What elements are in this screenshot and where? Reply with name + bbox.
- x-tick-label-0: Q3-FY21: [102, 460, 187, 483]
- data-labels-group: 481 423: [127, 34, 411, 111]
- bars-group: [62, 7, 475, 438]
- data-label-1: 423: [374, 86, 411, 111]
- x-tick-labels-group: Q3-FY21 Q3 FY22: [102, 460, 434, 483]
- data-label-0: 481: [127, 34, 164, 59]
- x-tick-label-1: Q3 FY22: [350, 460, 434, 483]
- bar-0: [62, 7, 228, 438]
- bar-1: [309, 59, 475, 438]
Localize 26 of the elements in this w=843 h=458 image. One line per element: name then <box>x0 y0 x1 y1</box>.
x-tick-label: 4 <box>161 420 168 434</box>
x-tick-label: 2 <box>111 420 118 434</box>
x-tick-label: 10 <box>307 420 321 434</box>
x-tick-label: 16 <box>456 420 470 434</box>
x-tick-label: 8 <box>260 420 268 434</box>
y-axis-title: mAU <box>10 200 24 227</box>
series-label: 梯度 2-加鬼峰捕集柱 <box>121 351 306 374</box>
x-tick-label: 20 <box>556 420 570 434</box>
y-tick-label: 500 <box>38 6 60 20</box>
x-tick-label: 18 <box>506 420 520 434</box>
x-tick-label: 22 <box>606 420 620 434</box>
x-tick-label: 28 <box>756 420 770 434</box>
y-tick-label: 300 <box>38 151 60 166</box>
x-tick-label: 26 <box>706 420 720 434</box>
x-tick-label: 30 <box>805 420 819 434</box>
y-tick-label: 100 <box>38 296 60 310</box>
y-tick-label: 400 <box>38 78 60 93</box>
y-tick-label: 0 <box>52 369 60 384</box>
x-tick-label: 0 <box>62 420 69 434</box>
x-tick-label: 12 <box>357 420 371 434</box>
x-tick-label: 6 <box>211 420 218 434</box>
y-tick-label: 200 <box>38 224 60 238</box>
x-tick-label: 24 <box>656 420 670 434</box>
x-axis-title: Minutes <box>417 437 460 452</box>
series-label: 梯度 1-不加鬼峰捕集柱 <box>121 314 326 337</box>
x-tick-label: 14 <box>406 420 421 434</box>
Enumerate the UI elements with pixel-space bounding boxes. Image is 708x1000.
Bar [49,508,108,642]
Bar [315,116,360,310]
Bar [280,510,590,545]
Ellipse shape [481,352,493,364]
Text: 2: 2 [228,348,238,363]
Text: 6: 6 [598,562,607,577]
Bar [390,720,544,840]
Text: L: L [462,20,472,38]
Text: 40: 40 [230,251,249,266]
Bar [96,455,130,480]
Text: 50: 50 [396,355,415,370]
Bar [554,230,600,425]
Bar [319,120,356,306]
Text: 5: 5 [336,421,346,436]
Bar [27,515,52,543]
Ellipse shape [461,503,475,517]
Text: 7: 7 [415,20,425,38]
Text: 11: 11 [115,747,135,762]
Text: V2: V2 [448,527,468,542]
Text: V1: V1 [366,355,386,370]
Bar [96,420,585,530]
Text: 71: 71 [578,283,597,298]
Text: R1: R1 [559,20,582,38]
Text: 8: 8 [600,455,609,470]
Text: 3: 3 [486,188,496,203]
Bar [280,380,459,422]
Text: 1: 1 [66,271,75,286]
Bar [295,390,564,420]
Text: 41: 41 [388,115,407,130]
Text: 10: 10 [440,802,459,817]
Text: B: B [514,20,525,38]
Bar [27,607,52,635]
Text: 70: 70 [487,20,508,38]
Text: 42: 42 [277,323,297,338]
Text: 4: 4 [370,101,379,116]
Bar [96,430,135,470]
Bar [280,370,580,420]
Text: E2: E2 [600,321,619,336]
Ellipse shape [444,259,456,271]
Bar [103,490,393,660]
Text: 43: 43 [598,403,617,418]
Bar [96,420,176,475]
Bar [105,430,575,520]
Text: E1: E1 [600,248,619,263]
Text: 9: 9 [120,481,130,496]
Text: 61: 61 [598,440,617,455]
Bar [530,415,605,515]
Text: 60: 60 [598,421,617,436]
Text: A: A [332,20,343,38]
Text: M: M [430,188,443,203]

————

#### Alıştırma gereksinimleri
Yukarıdaki satırların hepsini, hiçbir değişiklik yapmadan aynen yazın.

#### Alıştırmanın yanıtı
What elements are in this screenshot and where? Reply with name + bbox.
- x-tick-label-0: Q3-FY21: [102, 460, 187, 483]
- data-labels-group: 481 423: [127, 34, 411, 111]
- bars-group: [62, 7, 475, 438]
- data-label-1: 423: [374, 86, 411, 111]
- x-tick-labels-group: Q3-FY21 Q3 FY22: [102, 460, 434, 483]
- data-label-0: 481: [127, 34, 164, 59]
- x-tick-label-1: Q3 FY22: [350, 460, 434, 483]
- bar-0: [62, 7, 228, 438]
- bar-1: [309, 59, 475, 438]
Localize 26 of the elements in this w=843 h=458 image. One line per element: name then <box>x0 y0 x1 y1</box>.
x-tick-label: 4 <box>161 420 168 434</box>
x-tick-label: 2 <box>111 420 118 434</box>
x-tick-label: 10 <box>307 420 321 434</box>
x-tick-label: 16 <box>456 420 470 434</box>
x-tick-label: 8 <box>260 420 268 434</box>
y-axis-title: mAU <box>10 200 24 227</box>
series-label: 梯度 2-加鬼峰捕集柱 <box>121 351 306 374</box>
x-tick-label: 20 <box>556 420 570 434</box>
y-tick-label: 500 <box>38 6 60 20</box>
x-tick-label: 18 <box>506 420 520 434</box>
x-tick-label: 22 <box>606 420 620 434</box>
x-tick-label: 28 <box>756 420 770 434</box>
y-tick-label: 300 <box>38 151 60 166</box>
x-tick-label: 26 <box>706 420 720 434</box>
x-tick-label: 30 <box>805 420 819 434</box>
y-tick-label: 100 <box>38 296 60 310</box>
y-tick-label: 400 <box>38 78 60 93</box>
y-tick-label: 0 <box>52 369 60 384</box>
x-tick-label: 0 <box>62 420 69 434</box>
x-tick-label: 12 <box>357 420 371 434</box>
x-tick-label: 6 <box>211 420 218 434</box>
y-tick-label: 200 <box>38 224 60 238</box>
x-tick-label: 24 <box>656 420 670 434</box>
x-axis-title: Minutes <box>417 437 460 452</box>
series-label: 梯度 1-不加鬼峰捕集柱 <box>121 314 326 337</box>
x-tick-label: 14 <box>406 420 421 434</box>
Enumerate the UI elements with pixel-space bounding boxes. Image is 708x1000.
Bar [49,508,108,642]
Bar [315,116,360,310]
Bar [280,510,590,545]
Ellipse shape [481,352,493,364]
Text: 2: 2 [228,348,238,363]
Text: 6: 6 [598,562,607,577]
Bar [390,720,544,840]
Text: L: L [462,20,472,38]
Text: 40: 40 [230,251,249,266]
Bar [96,455,130,480]
Text: 50: 50 [396,355,415,370]
Bar [554,230,600,425]
Bar [319,120,356,306]
Text: 5: 5 [336,421,346,436]
Bar [27,515,52,543]
Ellipse shape [461,503,475,517]
Text: 7: 7 [415,20,425,38]
Text: 11: 11 [115,747,135,762]
Text: V2: V2 [448,527,468,542]
Text: V1: V1 [366,355,386,370]
Bar [96,420,585,530]
Text: 71: 71 [578,283,597,298]
Text: R1: R1 [559,20,582,38]
Text: 8: 8 [600,455,609,470]
Text: 3: 3 [486,188,496,203]
Bar [280,380,459,422]
Text: 1: 1 [66,271,75,286]
Bar [295,390,564,420]
Text: 41: 41 [388,115,407,130]
Text: 10: 10 [440,802,459,817]
Text: B: B [514,20,525,38]
Bar [27,607,52,635]
Text: 70: 70 [487,20,508,38]
Text: 42: 42 [277,323,297,338]
Text: 4: 4 [370,101,379,116]
Bar [96,430,135,470]
Bar [280,370,580,420]
Text: E2: E2 [600,321,619,336]
Ellipse shape [444,259,456,271]
Bar [103,490,393,660]
Text: 43: 43 [598,403,617,418]
Bar [96,420,176,475]
Bar [105,430,575,520]
Text: E1: E1 [600,248,619,263]
Text: 9: 9 [120,481,130,496]
Text: 61: 61 [598,440,617,455]
Bar [530,415,605,515]
Text: 60: 60 [598,421,617,436]
Text: A: A [332,20,343,38]
Text: M: M [430,188,443,203]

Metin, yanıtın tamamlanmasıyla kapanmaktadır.